'''
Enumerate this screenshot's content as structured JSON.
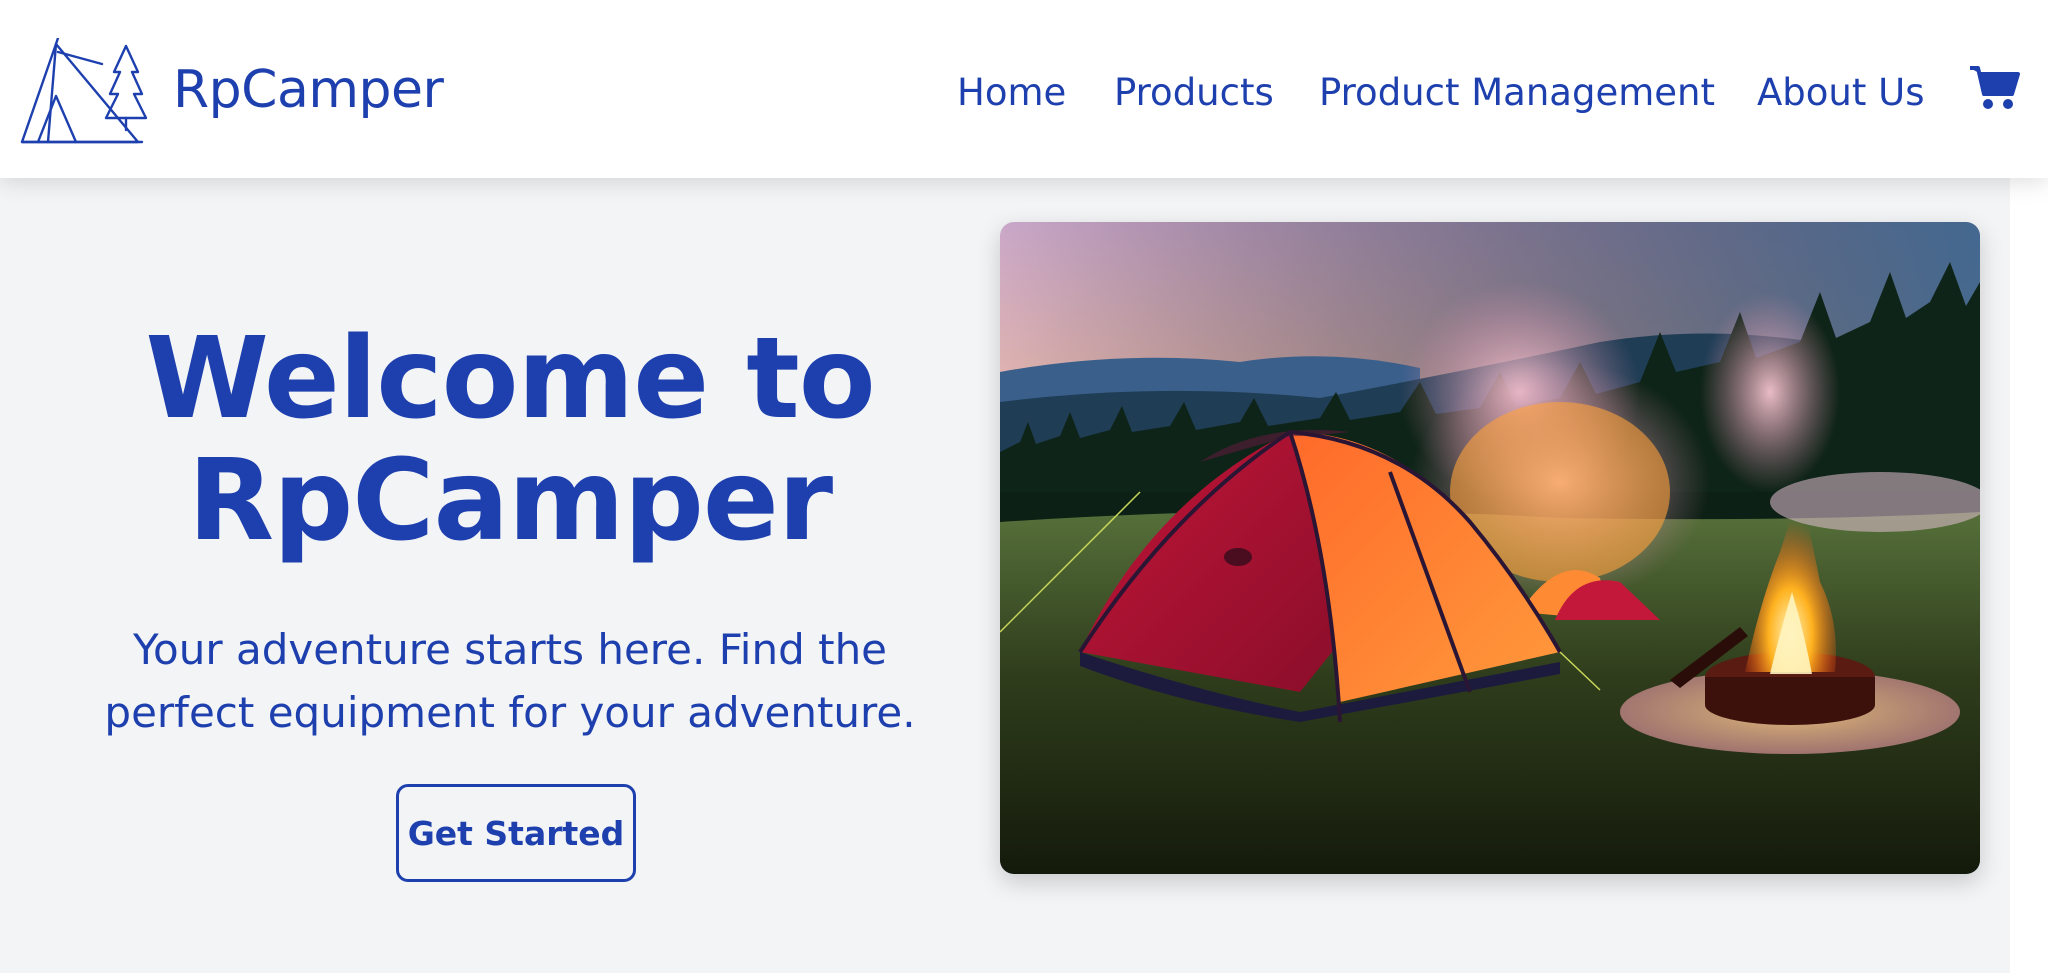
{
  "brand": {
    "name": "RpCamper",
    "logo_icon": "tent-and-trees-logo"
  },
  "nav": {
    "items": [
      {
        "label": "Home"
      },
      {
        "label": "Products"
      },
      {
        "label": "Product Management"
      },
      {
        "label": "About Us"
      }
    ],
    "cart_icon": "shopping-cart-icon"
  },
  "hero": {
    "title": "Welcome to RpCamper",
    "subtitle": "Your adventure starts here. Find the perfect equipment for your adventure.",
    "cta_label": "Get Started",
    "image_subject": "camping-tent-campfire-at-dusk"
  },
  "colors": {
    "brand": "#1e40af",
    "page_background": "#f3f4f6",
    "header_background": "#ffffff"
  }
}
'''
**Goal**
Without the pictures, restate all of the entries above verbatim.

**Task result**
Enumerate this screenshot's content as structured JSON.
{
  "brand": {
    "name": "RpCamper",
    "logo_icon": "tent-and-trees-logo"
  },
  "nav": {
    "items": [
      {
        "label": "Home"
      },
      {
        "label": "Products"
      },
      {
        "label": "Product Management"
      },
      {
        "label": "About Us"
      }
    ],
    "cart_icon": "shopping-cart-icon"
  },
  "hero": {
    "title": "Welcome to RpCamper",
    "subtitle": "Your adventure starts here. Find the perfect equipment for your adventure.",
    "cta_label": "Get Started",
    "image_subject": "camping-tent-campfire-at-dusk"
  },
  "colors": {
    "brand": "#1e40af",
    "page_background": "#f3f4f6",
    "header_background": "#ffffff"
  }
}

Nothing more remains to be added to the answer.